* **Task description**: Copy out the data below as written; omit any images.

* **Data to examine**:
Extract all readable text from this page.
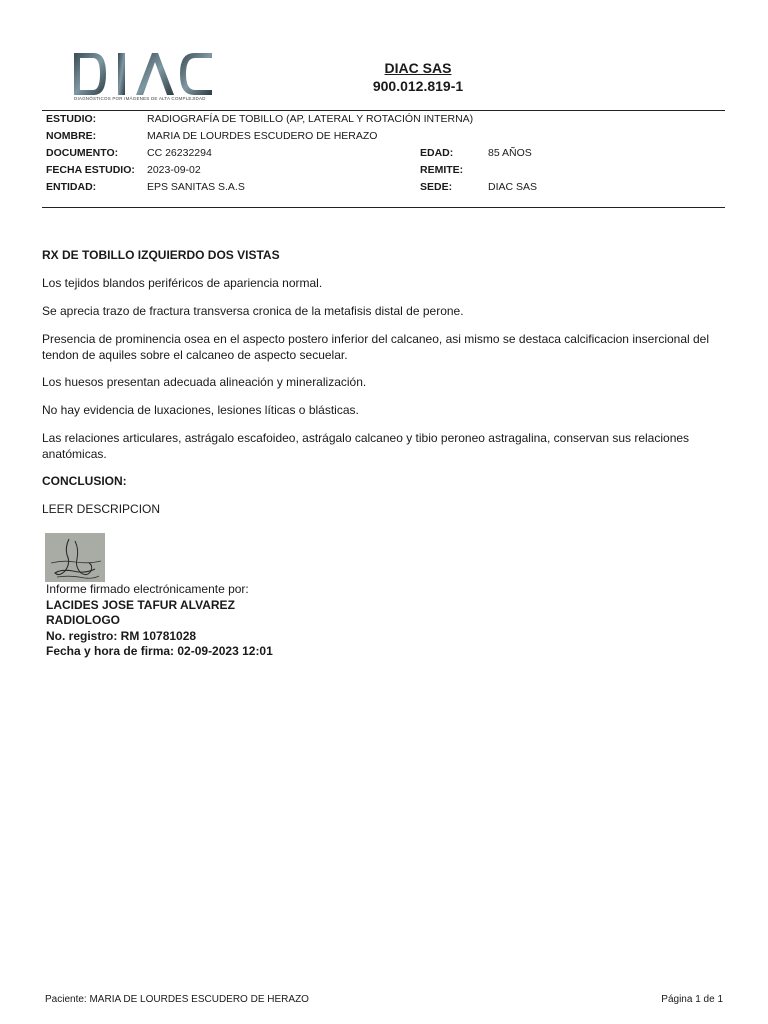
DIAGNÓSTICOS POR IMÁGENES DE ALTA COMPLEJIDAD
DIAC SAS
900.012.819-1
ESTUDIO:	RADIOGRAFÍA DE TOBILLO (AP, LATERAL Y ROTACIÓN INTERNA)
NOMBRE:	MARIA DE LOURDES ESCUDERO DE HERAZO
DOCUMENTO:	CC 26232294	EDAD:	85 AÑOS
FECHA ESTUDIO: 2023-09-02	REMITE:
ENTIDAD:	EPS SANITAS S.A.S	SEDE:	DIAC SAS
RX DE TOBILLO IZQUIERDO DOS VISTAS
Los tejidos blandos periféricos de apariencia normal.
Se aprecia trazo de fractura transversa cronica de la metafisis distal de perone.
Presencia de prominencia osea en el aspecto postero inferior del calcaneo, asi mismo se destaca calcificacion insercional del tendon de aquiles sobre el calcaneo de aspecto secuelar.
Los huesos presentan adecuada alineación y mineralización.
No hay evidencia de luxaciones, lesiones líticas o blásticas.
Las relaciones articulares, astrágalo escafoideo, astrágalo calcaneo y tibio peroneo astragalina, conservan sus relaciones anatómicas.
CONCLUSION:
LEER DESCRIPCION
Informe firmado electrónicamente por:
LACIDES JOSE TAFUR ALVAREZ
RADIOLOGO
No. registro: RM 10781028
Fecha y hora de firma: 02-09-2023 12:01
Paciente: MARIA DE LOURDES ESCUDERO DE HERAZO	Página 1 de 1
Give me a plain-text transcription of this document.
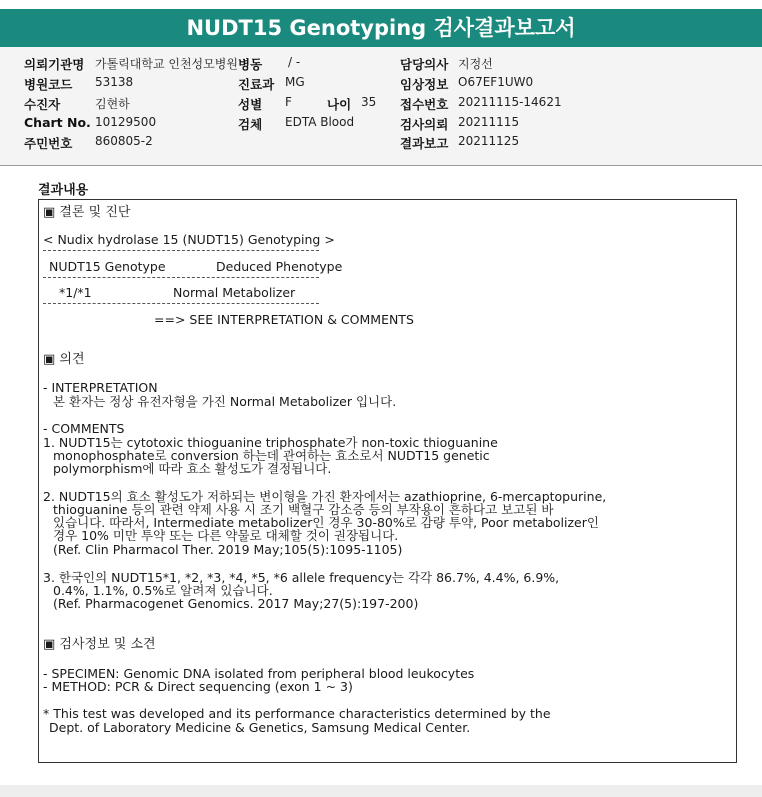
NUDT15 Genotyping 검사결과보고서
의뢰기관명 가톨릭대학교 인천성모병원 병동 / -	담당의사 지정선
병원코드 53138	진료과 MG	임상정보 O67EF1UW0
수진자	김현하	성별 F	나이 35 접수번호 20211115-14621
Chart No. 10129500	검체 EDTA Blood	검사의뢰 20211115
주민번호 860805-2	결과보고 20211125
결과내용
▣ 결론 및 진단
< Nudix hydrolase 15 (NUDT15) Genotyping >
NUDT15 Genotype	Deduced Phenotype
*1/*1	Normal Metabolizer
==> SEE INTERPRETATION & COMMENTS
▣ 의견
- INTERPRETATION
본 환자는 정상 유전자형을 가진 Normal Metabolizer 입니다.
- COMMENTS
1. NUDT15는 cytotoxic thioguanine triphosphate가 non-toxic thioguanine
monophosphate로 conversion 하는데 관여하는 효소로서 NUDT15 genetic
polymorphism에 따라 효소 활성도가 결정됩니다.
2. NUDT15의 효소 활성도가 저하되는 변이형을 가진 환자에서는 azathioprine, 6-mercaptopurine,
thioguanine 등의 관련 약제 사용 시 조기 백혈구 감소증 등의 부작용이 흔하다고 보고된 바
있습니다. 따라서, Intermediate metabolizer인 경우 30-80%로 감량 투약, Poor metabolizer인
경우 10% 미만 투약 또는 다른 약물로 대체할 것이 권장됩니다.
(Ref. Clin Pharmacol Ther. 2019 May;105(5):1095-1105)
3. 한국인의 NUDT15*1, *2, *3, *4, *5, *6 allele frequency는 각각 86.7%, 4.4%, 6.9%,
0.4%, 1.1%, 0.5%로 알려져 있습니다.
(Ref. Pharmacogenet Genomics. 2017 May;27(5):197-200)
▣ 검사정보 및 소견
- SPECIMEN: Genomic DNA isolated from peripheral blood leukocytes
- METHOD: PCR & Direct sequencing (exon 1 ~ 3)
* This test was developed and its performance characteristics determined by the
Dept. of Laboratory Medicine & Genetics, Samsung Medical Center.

* **Task output**:
Extract all readable text from this page.
DIAGNÓSTICOS POR IMÁGENES DE ALTA COMPLEJIDAD
DIAC SAS
900.012.819-1
ESTUDIO:	RADIOGRAFÍA DE TOBILLO (AP, LATERAL Y ROTACIÓN INTERNA)
NOMBRE:	MARIA DE LOURDES ESCUDERO DE HERAZO
DOCUMENTO:	CC 26232294	EDAD:	85 AÑOS
FECHA ESTUDIO: 2023-09-02	REMITE:
ENTIDAD:	EPS SANITAS S.A.S	SEDE:	DIAC SAS
RX DE TOBILLO IZQUIERDO DOS VISTAS
Los tejidos blandos periféricos de apariencia normal.
Se aprecia trazo de fractura transversa cronica de la metafisis distal de perone.
Presencia de prominencia osea en el aspecto postero inferior del calcaneo, asi mismo se destaca calcificacion insercional del tendon de aquiles sobre el calcaneo de aspecto secuelar.
Los huesos presentan adecuada alineación y mineralización.
No hay evidencia de luxaciones, lesiones líticas o blásticas.
Las relaciones articulares, astrágalo escafoideo, astrágalo calcaneo y tibio peroneo astragalina, conservan sus relaciones anatómicas.
CONCLUSION:
LEER DESCRIPCION
Informe firmado electrónicamente por:
LACIDES JOSE TAFUR ALVAREZ
RADIOLOGO
No. registro: RM 10781028
Fecha y hora de firma: 02-09-2023 12:01
Paciente: MARIA DE LOURDES ESCUDERO DE HERAZO	Página 1 de 1
Give me a plain-text transcription of this document.
NUDT15 Genotyping 검사결과보고서
의뢰기관명 가톨릭대학교 인천성모병원 병동 / -	담당의사 지정선
병원코드 53138	진료과 MG	임상정보 O67EF1UW0
수진자	김현하	성별 F	나이 35 접수번호 20211115-14621
Chart No. 10129500	검체 EDTA Blood	검사의뢰 20211115
주민번호 860805-2	결과보고 20211125
결과내용
▣ 결론 및 진단
< Nudix hydrolase 15 (NUDT15) Genotyping >
NUDT15 Genotype	Deduced Phenotype
*1/*1	Normal Metabolizer
==> SEE INTERPRETATION & COMMENTS
▣ 의견
- INTERPRETATION
본 환자는 정상 유전자형을 가진 Normal Metabolizer 입니다.
- COMMENTS
1. NUDT15는 cytotoxic thioguanine triphosphate가 non-toxic thioguanine
monophosphate로 conversion 하는데 관여하는 효소로서 NUDT15 genetic
polymorphism에 따라 효소 활성도가 결정됩니다.
2. NUDT15의 효소 활성도가 저하되는 변이형을 가진 환자에서는 azathioprine, 6-mercaptopurine,
thioguanine 등의 관련 약제 사용 시 조기 백혈구 감소증 등의 부작용이 흔하다고 보고된 바
있습니다. 따라서, Intermediate metabolizer인 경우 30-80%로 감량 투약, Poor metabolizer인
경우 10% 미만 투약 또는 다른 약물로 대체할 것이 권장됩니다.
(Ref. Clin Pharmacol Ther. 2019 May;105(5):1095-1105)
3. 한국인의 NUDT15*1, *2, *3, *4, *5, *6 allele frequency는 각각 86.7%, 4.4%, 6.9%,
0.4%, 1.1%, 0.5%로 알려져 있습니다.
(Ref. Pharmacogenet Genomics. 2017 May;27(5):197-200)
▣ 검사정보 및 소견
- SPECIMEN: Genomic DNA isolated from peripheral blood leukocytes
- METHOD: PCR & Direct sequencing (exon 1 ~ 3)
* This test was developed and its performance characteristics determined by the
Dept. of Laboratory Medicine & Genetics, Samsung Medical Center.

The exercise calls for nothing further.